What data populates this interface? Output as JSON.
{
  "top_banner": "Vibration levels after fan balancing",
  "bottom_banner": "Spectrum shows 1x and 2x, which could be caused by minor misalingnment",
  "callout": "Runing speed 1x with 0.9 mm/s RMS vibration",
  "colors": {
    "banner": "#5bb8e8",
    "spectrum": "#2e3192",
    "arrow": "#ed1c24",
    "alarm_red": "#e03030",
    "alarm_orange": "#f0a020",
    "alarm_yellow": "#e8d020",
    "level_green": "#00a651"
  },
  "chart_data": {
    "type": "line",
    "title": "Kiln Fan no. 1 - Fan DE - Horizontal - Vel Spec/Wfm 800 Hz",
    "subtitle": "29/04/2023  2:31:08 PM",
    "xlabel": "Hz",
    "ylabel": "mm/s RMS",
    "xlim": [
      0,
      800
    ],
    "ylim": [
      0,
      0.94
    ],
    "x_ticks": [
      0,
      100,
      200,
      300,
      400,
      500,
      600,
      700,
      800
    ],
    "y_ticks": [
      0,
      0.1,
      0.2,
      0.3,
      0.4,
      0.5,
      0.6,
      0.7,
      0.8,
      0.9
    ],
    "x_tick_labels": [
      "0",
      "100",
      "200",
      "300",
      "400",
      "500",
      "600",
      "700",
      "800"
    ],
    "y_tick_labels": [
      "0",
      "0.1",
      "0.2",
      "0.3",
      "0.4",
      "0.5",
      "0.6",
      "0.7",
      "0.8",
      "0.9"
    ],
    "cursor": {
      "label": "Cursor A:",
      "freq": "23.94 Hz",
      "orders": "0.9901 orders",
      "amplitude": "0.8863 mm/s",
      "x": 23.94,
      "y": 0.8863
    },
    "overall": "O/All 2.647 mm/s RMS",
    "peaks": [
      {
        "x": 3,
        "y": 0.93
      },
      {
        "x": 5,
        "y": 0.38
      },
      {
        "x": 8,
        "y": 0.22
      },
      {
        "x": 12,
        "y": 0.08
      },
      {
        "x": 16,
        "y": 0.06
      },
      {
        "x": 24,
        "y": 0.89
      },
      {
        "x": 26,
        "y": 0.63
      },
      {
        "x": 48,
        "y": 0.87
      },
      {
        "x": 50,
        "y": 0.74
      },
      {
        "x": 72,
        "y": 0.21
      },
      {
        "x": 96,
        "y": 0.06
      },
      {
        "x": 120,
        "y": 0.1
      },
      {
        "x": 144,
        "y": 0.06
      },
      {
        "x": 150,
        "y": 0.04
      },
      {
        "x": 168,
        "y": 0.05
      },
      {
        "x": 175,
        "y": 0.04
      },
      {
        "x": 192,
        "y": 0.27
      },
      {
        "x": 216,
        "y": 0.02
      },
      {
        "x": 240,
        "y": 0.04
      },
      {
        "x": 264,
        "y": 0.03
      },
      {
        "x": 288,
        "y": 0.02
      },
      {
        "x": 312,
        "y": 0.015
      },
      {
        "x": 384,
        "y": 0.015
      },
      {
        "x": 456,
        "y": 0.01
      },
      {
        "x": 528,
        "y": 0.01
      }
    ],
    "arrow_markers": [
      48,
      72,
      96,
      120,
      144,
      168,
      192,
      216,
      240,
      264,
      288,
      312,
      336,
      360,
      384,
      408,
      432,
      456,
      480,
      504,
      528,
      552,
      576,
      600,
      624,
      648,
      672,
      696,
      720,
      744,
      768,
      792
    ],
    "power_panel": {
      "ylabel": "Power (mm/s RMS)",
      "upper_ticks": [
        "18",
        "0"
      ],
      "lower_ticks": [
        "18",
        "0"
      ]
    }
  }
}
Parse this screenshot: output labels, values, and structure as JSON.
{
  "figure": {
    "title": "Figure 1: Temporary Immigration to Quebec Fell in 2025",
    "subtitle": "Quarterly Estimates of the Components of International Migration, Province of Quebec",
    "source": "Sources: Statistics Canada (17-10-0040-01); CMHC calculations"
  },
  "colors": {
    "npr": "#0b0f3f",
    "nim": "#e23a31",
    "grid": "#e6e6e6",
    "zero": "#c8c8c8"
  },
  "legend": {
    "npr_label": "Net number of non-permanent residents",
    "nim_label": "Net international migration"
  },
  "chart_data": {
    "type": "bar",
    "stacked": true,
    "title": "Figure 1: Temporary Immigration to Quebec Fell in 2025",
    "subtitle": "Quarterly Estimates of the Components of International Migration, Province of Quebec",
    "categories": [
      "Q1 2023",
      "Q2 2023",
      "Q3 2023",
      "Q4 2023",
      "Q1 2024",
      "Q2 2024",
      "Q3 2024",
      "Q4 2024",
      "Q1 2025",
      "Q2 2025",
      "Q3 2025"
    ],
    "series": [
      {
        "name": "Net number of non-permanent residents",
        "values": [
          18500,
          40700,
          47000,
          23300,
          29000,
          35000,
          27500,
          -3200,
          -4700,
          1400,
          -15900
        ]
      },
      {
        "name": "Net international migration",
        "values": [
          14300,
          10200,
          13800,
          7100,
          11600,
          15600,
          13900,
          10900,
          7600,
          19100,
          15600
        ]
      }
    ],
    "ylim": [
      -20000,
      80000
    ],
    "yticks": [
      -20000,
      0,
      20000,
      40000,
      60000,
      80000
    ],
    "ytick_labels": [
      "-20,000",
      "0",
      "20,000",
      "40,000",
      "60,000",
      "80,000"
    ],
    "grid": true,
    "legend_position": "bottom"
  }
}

GIVEN INSTRUCTION
From the listing above, reproduce all the lines exactly.

FINISHED TASK
What data populates this interface? Output as JSON.
{
  "top_banner": "Vibration levels after fan balancing",
  "bottom_banner": "Spectrum shows 1x and 2x, which could be caused by minor misalingnment",
  "callout": "Runing speed 1x with 0.9 mm/s RMS vibration",
  "colors": {
    "banner": "#5bb8e8",
    "spectrum": "#2e3192",
    "arrow": "#ed1c24",
    "alarm_red": "#e03030",
    "alarm_orange": "#f0a020",
    "alarm_yellow": "#e8d020",
    "level_green": "#00a651"
  },
  "chart_data": {
    "type": "line",
    "title": "Kiln Fan no. 1 - Fan DE - Horizontal - Vel Spec/Wfm 800 Hz",
    "subtitle": "29/04/2023  2:31:08 PM",
    "xlabel": "Hz",
    "ylabel": "mm/s RMS",
    "xlim": [
      0,
      800
    ],
    "ylim": [
      0,
      0.94
    ],
    "x_ticks": [
      0,
      100,
      200,
      300,
      400,
      500,
      600,
      700,
      800
    ],
    "y_ticks": [
      0,
      0.1,
      0.2,
      0.3,
      0.4,
      0.5,
      0.6,
      0.7,
      0.8,
      0.9
    ],
    "x_tick_labels": [
      "0",
      "100",
      "200",
      "300",
      "400",
      "500",
      "600",
      "700",
      "800"
    ],
    "y_tick_labels": [
      "0",
      "0.1",
      "0.2",
      "0.3",
      "0.4",
      "0.5",
      "0.6",
      "0.7",
      "0.8",
      "0.9"
    ],
    "cursor": {
      "label": "Cursor A:",
      "freq": "23.94 Hz",
      "orders": "0.9901 orders",
      "amplitude": "0.8863 mm/s",
      "x": 23.94,
      "y": 0.8863
    },
    "overall": "O/All 2.647 mm/s RMS",
    "peaks": [
      {
        "x": 3,
        "y": 0.93
      },
      {
        "x": 5,
        "y": 0.38
      },
      {
        "x": 8,
        "y": 0.22
      },
      {
        "x": 12,
        "y": 0.08
      },
      {
        "x": 16,
        "y": 0.06
      },
      {
        "x": 24,
        "y": 0.89
      },
      {
        "x": 26,
        "y": 0.63
      },
      {
        "x": 48,
        "y": 0.87
      },
      {
        "x": 50,
        "y": 0.74
      },
      {
        "x": 72,
        "y": 0.21
      },
      {
        "x": 96,
        "y": 0.06
      },
      {
        "x": 120,
        "y": 0.1
      },
      {
        "x": 144,
        "y": 0.06
      },
      {
        "x": 150,
        "y": 0.04
      },
      {
        "x": 168,
        "y": 0.05
      },
      {
        "x": 175,
        "y": 0.04
      },
      {
        "x": 192,
        "y": 0.27
      },
      {
        "x": 216,
        "y": 0.02
      },
      {
        "x": 240,
        "y": 0.04
      },
      {
        "x": 264,
        "y": 0.03
      },
      {
        "x": 288,
        "y": 0.02
      },
      {
        "x": 312,
        "y": 0.015
      },
      {
        "x": 384,
        "y": 0.015
      },
      {
        "x": 456,
        "y": 0.01
      },
      {
        "x": 528,
        "y": 0.01
      }
    ],
    "arrow_markers": [
      48,
      72,
      96,
      120,
      144,
      168,
      192,
      216,
      240,
      264,
      288,
      312,
      336,
      360,
      384,
      408,
      432,
      456,
      480,
      504,
      528,
      552,
      576,
      600,
      624,
      648,
      672,
      696,
      720,
      744,
      768,
      792
    ],
    "power_panel": {
      "ylabel": "Power (mm/s RMS)",
      "upper_ticks": [
        "18",
        "0"
      ],
      "lower_ticks": [
        "18",
        "0"
      ]
    }
  }
}
Parse this screenshot: output labels, values, and structure as JSON.
{
  "figure": {
    "title": "Figure 1: Temporary Immigration to Quebec Fell in 2025",
    "subtitle": "Quarterly Estimates of the Components of International Migration, Province of Quebec",
    "source": "Sources: Statistics Canada (17-10-0040-01); CMHC calculations"
  },
  "colors": {
    "npr": "#0b0f3f",
    "nim": "#e23a31",
    "grid": "#e6e6e6",
    "zero": "#c8c8c8"
  },
  "legend": {
    "npr_label": "Net number of non-permanent residents",
    "nim_label": "Net international migration"
  },
  "chart_data": {
    "type": "bar",
    "stacked": true,
    "title": "Figure 1: Temporary Immigration to Quebec Fell in 2025",
    "subtitle": "Quarterly Estimates of the Components of International Migration, Province of Quebec",
    "categories": [
      "Q1 2023",
      "Q2 2023",
      "Q3 2023",
      "Q4 2023",
      "Q1 2024",
      "Q2 2024",
      "Q3 2024",
      "Q4 2024",
      "Q1 2025",
      "Q2 2025",
      "Q3 2025"
    ],
    "series": [
      {
        "name": "Net number of non-permanent residents",
        "values": [
          18500,
          40700,
          47000,
          23300,
          29000,
          35000,
          27500,
          -3200,
          -4700,
          1400,
          -15900
        ]
      },
      {
        "name": "Net international migration",
        "values": [
          14300,
          10200,
          13800,
          7100,
          11600,
          15600,
          13900,
          10900,
          7600,
          19100,
          15600
        ]
      }
    ],
    "ylim": [
      -20000,
      80000
    ],
    "yticks": [
      -20000,
      0,
      20000,
      40000,
      60000,
      80000
    ],
    "ytick_labels": [
      "-20,000",
      "0",
      "20,000",
      "40,000",
      "60,000",
      "80,000"
    ],
    "grid": true,
    "legend_position": "bottom"
  }
}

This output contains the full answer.